Top of Excerpt provided
Briones contends that, although she no longer possesses the premises, she holds and asserts “a potentially meritorious claim of right to current, actual possession.” She relies on the clause in the lease providing it would automatically renew for month-to-month terms after expiration of the initial term unless terminated in accordance with its provisions. According to Briones, pursuant to the automatic-renewal clause, she has a right to current possession although the initial lease term expired June 30, 2012 (before the forcible detainer judgment). See Kennedy, 203 S.W.3d at 497 (recognizing landlord may terminate standard HUD-subsidized lease for various reasons constituting good cause but may not terminate solely based on expiration of lease term because tenant has right to continue lease month-to-month after expiration of initial term).

Brazos Bend contends the automatic renewal clause cannot give Briones a right to current possession because the lease was terminated in accordance with its provisions. At trial, Brazos Bend presented evidence of a ground to terminate the lease before expiration of the initial term because Briones possessed marijuana on the premises. Brazos Bend also presented the “Notice of Proposed Termination of Occupancy” to demonstrate that it gave the notice of termination required under the lease. On appeal, Briones does not challenge whether the evidence supported the ground for termination, nor does she dispute that Brazos Bend gave the notice of termination required under the lease. Therefore, we must treat the lease as terminated in accordance with its provisions.

Briones contends only that Brazos Bend failed to provide the requisite statutory notice to vacate before filing the forcible detainer action. The statutory notice to vacate is not a step for terminating the lease. Instead, the statutory notice to vacate is a separate notice required for obtaining possession of the premises via forcible detainer once the lease has been terminated. See Tex. Prop.Code Ann. § 24.005(a). Specifically, the statute requires the landlord to give the notice to vacate to “a tenant who defaults or holds over beyond the end of the rental term․” See id. (emphasis added); see also Tex. Prop.Code Ann. § 24.002(a)(1) (defining forcible detainer, in part, as “holding over after the termination of the defendant's right to possession” (emphasis added)).

Consequently, any failure to give the statutory notice to vacate before filing the forcible detainer action affected only whether Brazos Bend was entitled to obtain possession of the premises after the lease was terminated—not whether the lease was properly terminated. Because we must treat the lease as properly terminated, Briones has no right to current possession under the automatic renewal clause. Thus, her complaint about lack of the statutory notice became moot as to the possession issue once she vacated.

Briones cites Kennedy to support her argument that the possession issue is not moot. In that case, we held that a HUD-subsidized tenant's appeal from a forcible detainer judgment, including the contention she did not receive proper statutory notice to vacate, was not moot, although the initial lease term had expired and she had vacated the premises. See Kennedy, 203 S.W.3d at 497. Kennedy is distinguishable from the present case because its tenant also challenged on appeal the underlying grounds for termination of the lease. See id. at 496. Therefore, she essentially presented a contention that the lease was not properly terminated in the first place. See id. at 496–97. Accordingly, pursuant to the automatic-renewal clause, she asserted a right to current possession of the premises. See id.
Bottom of Excerpt provided
Top of Extracted entries
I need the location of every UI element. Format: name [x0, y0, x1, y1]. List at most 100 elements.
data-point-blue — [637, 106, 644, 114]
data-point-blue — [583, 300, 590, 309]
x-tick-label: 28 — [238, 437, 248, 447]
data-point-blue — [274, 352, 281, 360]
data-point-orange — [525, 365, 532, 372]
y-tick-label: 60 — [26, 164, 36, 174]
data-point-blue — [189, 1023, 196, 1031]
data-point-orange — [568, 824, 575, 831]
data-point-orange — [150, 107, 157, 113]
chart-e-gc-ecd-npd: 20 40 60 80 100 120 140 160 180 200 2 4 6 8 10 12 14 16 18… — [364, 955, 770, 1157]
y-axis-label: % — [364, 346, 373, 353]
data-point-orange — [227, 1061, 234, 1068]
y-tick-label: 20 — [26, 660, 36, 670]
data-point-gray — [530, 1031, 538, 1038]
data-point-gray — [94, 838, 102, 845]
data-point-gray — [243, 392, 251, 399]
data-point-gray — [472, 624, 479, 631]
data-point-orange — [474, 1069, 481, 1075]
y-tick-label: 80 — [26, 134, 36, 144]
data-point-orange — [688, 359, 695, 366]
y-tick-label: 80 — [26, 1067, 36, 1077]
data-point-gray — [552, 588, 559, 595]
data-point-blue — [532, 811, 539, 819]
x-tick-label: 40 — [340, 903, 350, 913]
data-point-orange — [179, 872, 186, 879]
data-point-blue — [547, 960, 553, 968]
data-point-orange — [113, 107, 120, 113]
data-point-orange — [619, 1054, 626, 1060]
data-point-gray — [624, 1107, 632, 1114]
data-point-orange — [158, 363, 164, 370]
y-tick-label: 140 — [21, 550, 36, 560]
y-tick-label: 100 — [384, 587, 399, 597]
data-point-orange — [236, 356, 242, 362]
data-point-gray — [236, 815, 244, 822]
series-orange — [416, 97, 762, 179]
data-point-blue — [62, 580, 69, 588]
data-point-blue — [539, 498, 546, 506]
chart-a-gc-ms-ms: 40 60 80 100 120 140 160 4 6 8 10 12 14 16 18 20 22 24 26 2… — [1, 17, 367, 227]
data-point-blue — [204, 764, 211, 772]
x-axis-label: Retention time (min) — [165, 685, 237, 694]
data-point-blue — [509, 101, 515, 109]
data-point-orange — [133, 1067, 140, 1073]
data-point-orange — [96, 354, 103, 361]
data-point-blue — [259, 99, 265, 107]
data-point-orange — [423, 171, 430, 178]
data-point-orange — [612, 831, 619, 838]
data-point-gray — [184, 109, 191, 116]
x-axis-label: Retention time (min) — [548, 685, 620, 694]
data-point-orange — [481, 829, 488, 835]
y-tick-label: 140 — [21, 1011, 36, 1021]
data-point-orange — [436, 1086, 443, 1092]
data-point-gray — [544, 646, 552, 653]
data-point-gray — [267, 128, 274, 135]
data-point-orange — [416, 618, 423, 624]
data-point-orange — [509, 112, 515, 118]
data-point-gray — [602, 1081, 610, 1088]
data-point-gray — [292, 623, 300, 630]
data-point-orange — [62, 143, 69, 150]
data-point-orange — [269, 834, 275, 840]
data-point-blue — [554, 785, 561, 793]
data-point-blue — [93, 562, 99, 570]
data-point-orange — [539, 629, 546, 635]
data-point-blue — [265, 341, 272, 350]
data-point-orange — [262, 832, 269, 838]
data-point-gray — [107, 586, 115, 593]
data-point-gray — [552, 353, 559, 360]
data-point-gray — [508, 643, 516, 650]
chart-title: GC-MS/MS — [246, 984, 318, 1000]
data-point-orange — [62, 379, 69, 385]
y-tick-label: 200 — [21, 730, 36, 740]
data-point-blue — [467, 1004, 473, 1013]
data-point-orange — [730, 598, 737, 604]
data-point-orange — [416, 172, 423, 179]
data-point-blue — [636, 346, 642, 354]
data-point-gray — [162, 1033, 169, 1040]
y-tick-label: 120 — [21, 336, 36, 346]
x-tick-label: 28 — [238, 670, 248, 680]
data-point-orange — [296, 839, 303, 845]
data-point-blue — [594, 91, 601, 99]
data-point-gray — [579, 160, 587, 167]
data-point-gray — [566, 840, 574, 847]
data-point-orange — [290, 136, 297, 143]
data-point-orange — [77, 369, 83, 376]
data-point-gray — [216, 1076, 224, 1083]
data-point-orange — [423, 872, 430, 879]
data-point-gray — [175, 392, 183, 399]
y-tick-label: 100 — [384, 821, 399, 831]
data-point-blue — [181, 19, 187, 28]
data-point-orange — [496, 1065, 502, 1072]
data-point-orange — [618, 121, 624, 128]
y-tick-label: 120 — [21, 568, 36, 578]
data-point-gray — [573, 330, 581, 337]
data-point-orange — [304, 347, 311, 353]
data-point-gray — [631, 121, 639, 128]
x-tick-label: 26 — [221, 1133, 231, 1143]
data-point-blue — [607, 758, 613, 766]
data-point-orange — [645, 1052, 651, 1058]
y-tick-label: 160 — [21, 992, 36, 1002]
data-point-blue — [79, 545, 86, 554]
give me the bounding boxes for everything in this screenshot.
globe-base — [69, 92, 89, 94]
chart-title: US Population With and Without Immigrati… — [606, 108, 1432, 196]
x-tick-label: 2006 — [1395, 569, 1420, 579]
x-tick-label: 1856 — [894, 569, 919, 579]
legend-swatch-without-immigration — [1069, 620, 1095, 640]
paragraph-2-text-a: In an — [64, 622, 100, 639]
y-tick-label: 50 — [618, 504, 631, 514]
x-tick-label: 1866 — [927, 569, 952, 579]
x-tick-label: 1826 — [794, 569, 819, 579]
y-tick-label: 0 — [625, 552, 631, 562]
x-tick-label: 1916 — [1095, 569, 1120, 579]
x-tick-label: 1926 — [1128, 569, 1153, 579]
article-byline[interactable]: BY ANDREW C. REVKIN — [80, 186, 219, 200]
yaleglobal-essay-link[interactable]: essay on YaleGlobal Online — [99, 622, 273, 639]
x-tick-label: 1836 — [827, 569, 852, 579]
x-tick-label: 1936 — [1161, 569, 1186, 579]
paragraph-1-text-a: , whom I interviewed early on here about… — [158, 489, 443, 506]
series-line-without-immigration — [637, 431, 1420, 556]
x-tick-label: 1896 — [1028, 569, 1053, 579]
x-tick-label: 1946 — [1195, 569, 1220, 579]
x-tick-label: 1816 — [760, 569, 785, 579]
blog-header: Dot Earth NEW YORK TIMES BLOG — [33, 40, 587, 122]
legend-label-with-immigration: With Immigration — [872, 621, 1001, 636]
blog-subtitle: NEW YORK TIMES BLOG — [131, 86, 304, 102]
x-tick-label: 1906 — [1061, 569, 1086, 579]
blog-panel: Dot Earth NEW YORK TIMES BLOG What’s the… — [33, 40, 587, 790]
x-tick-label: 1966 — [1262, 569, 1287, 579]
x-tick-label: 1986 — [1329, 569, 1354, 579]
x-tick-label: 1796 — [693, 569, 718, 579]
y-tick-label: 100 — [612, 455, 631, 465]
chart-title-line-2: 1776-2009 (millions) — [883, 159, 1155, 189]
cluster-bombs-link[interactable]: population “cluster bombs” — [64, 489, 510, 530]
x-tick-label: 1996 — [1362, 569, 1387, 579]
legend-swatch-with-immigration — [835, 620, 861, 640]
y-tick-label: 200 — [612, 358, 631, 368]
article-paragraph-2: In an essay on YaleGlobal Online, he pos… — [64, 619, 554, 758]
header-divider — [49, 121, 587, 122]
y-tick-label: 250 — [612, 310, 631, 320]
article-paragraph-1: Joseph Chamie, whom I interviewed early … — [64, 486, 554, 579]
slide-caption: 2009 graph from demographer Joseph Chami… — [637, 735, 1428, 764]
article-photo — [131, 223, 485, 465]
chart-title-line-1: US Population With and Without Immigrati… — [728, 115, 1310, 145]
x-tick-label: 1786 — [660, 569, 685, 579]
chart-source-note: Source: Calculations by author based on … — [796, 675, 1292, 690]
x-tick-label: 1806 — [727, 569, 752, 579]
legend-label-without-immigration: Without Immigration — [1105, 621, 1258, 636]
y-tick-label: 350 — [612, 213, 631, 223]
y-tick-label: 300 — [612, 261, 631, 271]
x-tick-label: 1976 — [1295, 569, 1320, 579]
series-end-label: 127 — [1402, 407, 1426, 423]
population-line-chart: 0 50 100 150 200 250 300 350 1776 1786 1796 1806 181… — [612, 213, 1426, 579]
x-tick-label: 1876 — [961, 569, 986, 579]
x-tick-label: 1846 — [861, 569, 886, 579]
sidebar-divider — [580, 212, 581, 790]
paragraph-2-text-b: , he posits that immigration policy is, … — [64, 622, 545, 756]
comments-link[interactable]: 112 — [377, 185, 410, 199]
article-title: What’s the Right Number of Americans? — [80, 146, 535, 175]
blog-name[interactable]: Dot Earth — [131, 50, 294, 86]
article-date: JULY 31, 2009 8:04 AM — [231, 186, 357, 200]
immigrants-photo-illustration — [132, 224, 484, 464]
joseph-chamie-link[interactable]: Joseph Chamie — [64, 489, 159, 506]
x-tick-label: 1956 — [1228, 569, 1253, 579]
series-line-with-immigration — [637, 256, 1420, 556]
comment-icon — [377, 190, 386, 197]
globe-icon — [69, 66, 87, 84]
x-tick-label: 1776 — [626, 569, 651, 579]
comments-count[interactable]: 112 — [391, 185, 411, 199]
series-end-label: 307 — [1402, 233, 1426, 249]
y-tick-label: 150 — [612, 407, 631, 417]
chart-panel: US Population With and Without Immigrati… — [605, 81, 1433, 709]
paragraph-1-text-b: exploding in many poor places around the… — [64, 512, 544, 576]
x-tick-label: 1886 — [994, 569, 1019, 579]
Bottom of Extracted entries
> [Required action A]:
Transcribe the court opinion from "Consequently, any failure" to "once she vacated.".
> [Required action B]:
List every phrase that the court opinion places inside quotation marks.
> [Required action C]:
Resume the court opinion on Briones and Brazos Bend, writing on from its final sentence.
The data plays no part here.

> [Task response A]:
Consequently, any failure to give the statutory notice to vacate before filing the forcible detainer action affected only whether Brazos Bend was entitled to obtain possession of the premises after the lease was terminated—not whether the lease was properly terminated. Because we must treat the lease as properly terminated, Briones has no right to current possession under the automatic renewal clause. Thus, her complaint about lack of the statutory notice became moot as to the possession issue once she vacated.

> [Task response B]:
- "a potentially meritorious claim of right to current, actual possession"
- "Notice of Proposed Termination of Occupancy"
- "a tenant who defaults or holds over beyond the end of the rental term․"
- "holding over after the termination of the defendant's right to possession"

> [Task response C]:
Similarly, after briefing in the present case, our court issued Geters v. Baytown Housing Authority, No. 14–13–00045–CV, ––– S.W .3d ––––, 2014 WL 1711223 (Tex.App.-Houston [14th Dist.] Apr. 30, 2014, no pet. h.). Again, we held that a HUD-subsidized tenant's appeal from a forcible detainer judgment, including the contention she did not receive proper statutory notice to vacate, was not moot, although the initial lease term had expired and she had vacated the premises. Id. at *2–3. However, Geters is also distinguishable from the present case because that tenant also challenged whether the landlord gave the notice of the grounds for termination required under the lease. See id. at *2 n. 6. Accordingly, pursuant to the right to automatic renewal, she asserted a claim to current possession of the premises by effectively contending the lease was not properly terminated in the first place. See id.

In summary, Briones does not hold and assert “a potentially meritorious claim of right to current, actual possession.” Therefore, her appeal is moot as to the portion of the judgment awarding possession of the premises to Brazos Bend.

B. Issue Regarding Notice to Vacate Relative to Award of Attorney's Fees

Briones's challenge to the award of attorney's fees is not moot. Although she no longer possesses the premises, a judgment remains in place requiring her to pay Brazos Bend's attorney's fees. See Daftary v. Prestonwood Market Square, Ltd., 399 S. W.3d 708, 711–12 (Tex.App.-Dallas 2013, pet. denied) (concluding that although issue of possession in appeal from forcible detainer judgment became moot when tenant vacated, challenge to award of attorney's fees remained live controversy). Only a “prevailing” landlord is entitled to recover attorney's fees in a forcible detainer action. See Tex. Prop.Code Ann. § 24.006(b). Therefore, Briones's contention that there is no evidence she received the statutory notice to vacate remains live with respect to whether Brazos Bend was properly considered a “prevailing” landlord for purposes of recovering attorney's fees.

In the judgment, the trial court recited, inter al ia, the following finding: “Brazos Bend made written demand upon [Briones] and all occupants of the Leased Premises to vacate same, which demand was received by [Briones] as required by law.” We may consider the recitations in the judgment as findings of fact because they were not supplanted by separately filed findings. See In re C.A.B., 289 S.W.3d 874, 881 (Tex.App.-Houston [14th Dist.] 2009, no pet.).

We review sufficiency of the evidence to support a trial court's findings of fact under the same standards applicable to review of a jury's verdict. Catalina v. Blasdel, 881 S.W.2d 295, 297 (Tex.1994). When examining a “no evidence” or legal-sufficiency challenge, we review the evidence in the light most favorable to the challenged finding and indulge every reasonable inference that would support it. City of Keller v. Wilson, 168 S.W.3d 802, 822 (Tex.2005). We credit favorable evidence if a reasonable fact finder could and disregard contrary evidence unless a reasonable fact finder could not. Id. at 827. The evidence is legally sufficient if it would enable a reasonable and fair-minded person to reach the verdict under review. Id. When, as here, a party challenges legal sufficiency relative to an adverse finding on which she did not bear the burden of proof, she must show that no evidence supports the finding. See Exxon Corp. v. Emerald Oil & Gas Co., L .C., 348 S.W.3d 194, 215 (Tex.2011).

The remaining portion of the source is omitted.